··· MATERIALS PROVIDED
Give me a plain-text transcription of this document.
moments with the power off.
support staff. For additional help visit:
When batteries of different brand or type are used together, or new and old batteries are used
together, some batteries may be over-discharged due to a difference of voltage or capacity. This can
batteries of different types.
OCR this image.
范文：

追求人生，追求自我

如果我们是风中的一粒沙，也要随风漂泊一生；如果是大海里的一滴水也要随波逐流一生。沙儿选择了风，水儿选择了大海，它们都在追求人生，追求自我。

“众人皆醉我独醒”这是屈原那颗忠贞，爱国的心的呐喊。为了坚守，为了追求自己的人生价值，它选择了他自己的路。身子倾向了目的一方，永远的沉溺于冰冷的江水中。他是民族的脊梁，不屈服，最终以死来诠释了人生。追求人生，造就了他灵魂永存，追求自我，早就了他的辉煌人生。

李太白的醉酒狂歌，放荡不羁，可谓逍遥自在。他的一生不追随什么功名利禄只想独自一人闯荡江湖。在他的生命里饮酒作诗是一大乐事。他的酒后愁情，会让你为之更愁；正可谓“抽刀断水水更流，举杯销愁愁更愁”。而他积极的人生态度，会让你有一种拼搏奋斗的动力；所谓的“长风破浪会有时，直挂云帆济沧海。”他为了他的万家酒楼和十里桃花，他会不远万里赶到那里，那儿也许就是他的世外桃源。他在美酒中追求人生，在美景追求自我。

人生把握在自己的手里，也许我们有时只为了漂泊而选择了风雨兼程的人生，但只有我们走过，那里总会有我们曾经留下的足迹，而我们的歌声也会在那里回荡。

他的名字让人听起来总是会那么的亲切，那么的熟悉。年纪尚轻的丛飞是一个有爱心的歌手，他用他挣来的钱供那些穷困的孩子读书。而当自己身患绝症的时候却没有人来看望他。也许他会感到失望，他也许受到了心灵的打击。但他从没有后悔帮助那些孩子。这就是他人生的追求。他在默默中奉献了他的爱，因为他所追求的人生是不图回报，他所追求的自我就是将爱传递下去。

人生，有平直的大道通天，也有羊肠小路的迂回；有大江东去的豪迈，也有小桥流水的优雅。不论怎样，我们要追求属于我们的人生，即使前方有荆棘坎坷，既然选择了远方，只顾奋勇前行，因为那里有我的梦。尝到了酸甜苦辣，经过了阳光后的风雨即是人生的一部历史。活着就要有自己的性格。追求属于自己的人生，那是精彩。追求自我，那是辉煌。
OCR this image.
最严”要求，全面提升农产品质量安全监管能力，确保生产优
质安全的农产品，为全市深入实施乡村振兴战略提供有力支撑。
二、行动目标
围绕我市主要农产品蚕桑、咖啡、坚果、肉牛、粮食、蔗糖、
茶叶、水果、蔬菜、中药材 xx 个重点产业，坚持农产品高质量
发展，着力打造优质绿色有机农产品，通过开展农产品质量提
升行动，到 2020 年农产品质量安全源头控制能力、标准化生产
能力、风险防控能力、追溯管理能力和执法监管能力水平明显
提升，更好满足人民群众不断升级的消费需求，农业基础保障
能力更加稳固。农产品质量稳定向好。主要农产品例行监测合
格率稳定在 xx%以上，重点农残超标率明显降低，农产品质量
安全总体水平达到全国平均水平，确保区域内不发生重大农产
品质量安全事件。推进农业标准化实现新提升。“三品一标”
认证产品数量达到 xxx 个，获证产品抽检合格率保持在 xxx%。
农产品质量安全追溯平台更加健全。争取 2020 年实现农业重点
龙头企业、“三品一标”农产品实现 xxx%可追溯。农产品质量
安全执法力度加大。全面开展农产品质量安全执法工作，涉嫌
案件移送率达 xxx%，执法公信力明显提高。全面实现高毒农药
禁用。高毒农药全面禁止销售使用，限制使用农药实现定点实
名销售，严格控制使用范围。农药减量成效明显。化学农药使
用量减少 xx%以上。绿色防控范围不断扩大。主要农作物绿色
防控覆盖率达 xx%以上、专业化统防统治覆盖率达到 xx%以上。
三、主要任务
······
» WRITTEN EXERCISE: Count the lines in the records above that contain the word "different", and give only the number.

» EXERCISE RESPONSE: 2